遥想公瑾当年,小乔初嫁了,雄姿英发。羽扇纶巾,谈笑间,樯橹灰飞烟灭。故国神游,多情应笑我、早生华发。人间如梦,一樽还酹江月。

先生的豪放不时破页而来,是那种有血性的旷达,恬人自适的霸气横溢。他的笔锋最令我肠暖心热,感慨唏嘘,无数次阅读,常不禁拍床拍桌拍沙发而油然起敬、肃然动容,深叹后有时还泪湿。

仔细琢磨先生诗词风格,我敢断定,他的笔底心头,有更胜于前朝李白杜甫的痛楚和怨恨。遍观五千年国之青史,有几人能和先生媲美?

虽然,先生和他的北宋消逝在时光深处,唯留下中国文化史上永恒的灿烂星空。

年月远隔,江湖辽阔。我突然觉得先生离我如此之近,我与他,不仅因文心照,因画心照,还因我祖源自眉山心照,彼此的身体流淌着共同的血脉,我们熟知的诗词大都诞生在被贬谪黄州的路上,先生用最为擅长的文字表达,把生命中微小的感动记录下来。于是,我们看到“拣尽寒枝不肯栖,寂寞沙洲冷(《卜算子﹒黄州定慧院寓居作》)。”这是在贬谪后的虚无,孤独以及渗入骨髓里的寒冷,在《寒食贴》里看见他生命沉底的哀伤,在《赤壁赋》中看他的豪迈和辽阔,在《定风波》里看他的豁达和超然。亦如他所说的“某平生无快意事,惟作文章(《春清纪闻˙卷六˙东坡事实》)”,文字就附着他的魂魄。
____________
**待完成:**
[A] 用两句话概括正文。
[B] 正文中，作者说自己的祖上源自哪里？
[C] 接着正文的最后一句，把这篇写先生诗词的文字续写下去。

**数据行:**
____________
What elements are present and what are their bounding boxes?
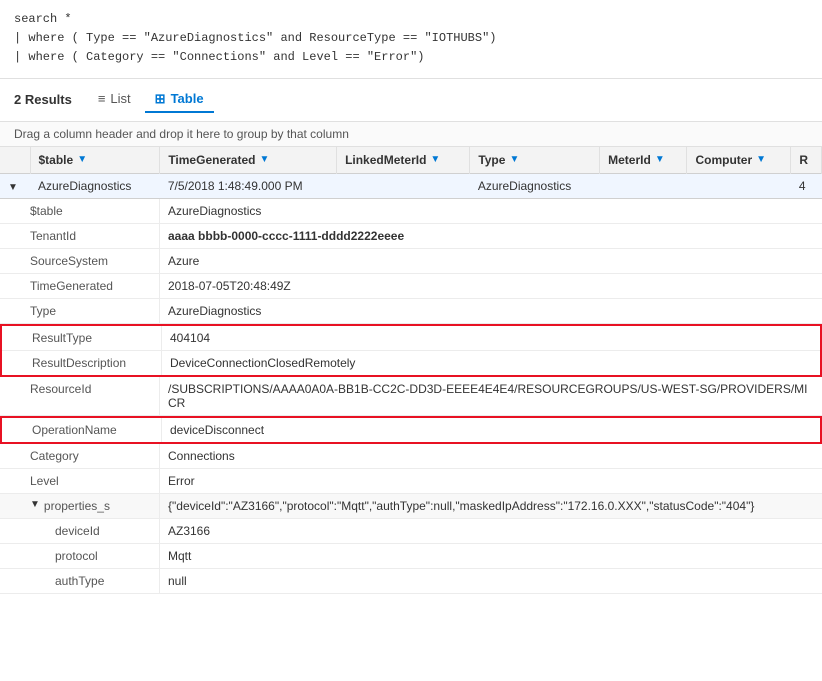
____________
**各题答案:**
[A] 作者读先生的诗词时常被其豪放打动，认为先生笔底心头有胜于李白、杜甫的痛楚和怨恨，先生和北宋虽已消逝，却留下了中国文化史上永恒的灿烂星空。作者因文、因画、因祖源眉山而觉得与先生相近，并从先生贬谪黄州途中的诗词里读出了孤独、哀伤、豪迈、豁达与超然。

[B] 眉山。

[C]
顺境或逆境,不留心中,所有的一切风轻云淡。庄子《逍遥游》中的大鹏,背负青天朝下看,尘埃飞扬,游氛如马,而人群如蚁,然而远处,更远处,一片苍茫。惟有清风满襟,今日何几兮,使人恍然若心。先生有江山之思,有古今之思,也可有儿女之思。岁序中年,重读这样的诗文,能心无旁骛,与天地对话。

读先生久了,仿佛他来这个世界上,就是专为挖掘文学艺术元素并推动文学艺术发展而来。中国文化向来崇尚圣人高人,我更喜欢至诚真人。他被贬谪黄州第二年,有两个友人来看他,他在《后赤壁赋》有这样的细节,“二客从予,过黄泥之坂,霜露即将,木叶尽落。人影在地,仰见明月,顾而乐之,行歌相答,已而叹曰‘有客无酒,有酒无肴,月明清风,如此良夜何?’”先生第一反应就是找老婆,“妇曰:‘我有一斗酒,藏之久矣,以待子不时之须。’”这其实是一个稀松平常的细节,从中可以感受丈夫对妻的信任,妻对丈夫的懂得。每读至此,从感官到心绪都是漫卷诗书悲欲仙欲狂吧,不觉想起穆旦《冥想˙第二首》“......这才知道我的全部努力不过是完成了普通的生活。”生而为人,也无非是七情六欲,喜怒哀乐,风风雨雨,盛开与凋零。必抚之大乐,为其不惧高韬更不脱尘埃也。

先生59岁被贬惠州。匆匆南下,匆匆得犹如惊弓之鸟,但这次他从容了许多。回首既往,一切恍如身后的黄州,变得愈加空虚,愈来愈遥远。“鹤骨霜髯心已灰,青松合抱手亲栽。问翁大庾岭上住,曾见南迁几回头(苏轼《赠岭上老人》)。”被贬谪岭南的又有几人能活着回来。令人佩服的是,他不仅活着,还活出了滋味。当他走出船舱,把满腔郁闷交付海天一色的灰白与蔚蓝。极目所致,除了人头攒动还有很多人向他问好,他禁不住要把微笑射向欢迎的人群。他说“岭南万户皆春色,会有幽人客寓公(苏轼˙十月二日初到惠公)。”先生在惠州写下363篇散文,187首诗歌,18首诗词,20多幅画,发明了烤羊脊,爱上酿酒,俨然行家。在先生眼中,岭南不是瘴疠满地,蛮荒不堪之地,是岭南用荔枝、用酒、用美食治愈了自己。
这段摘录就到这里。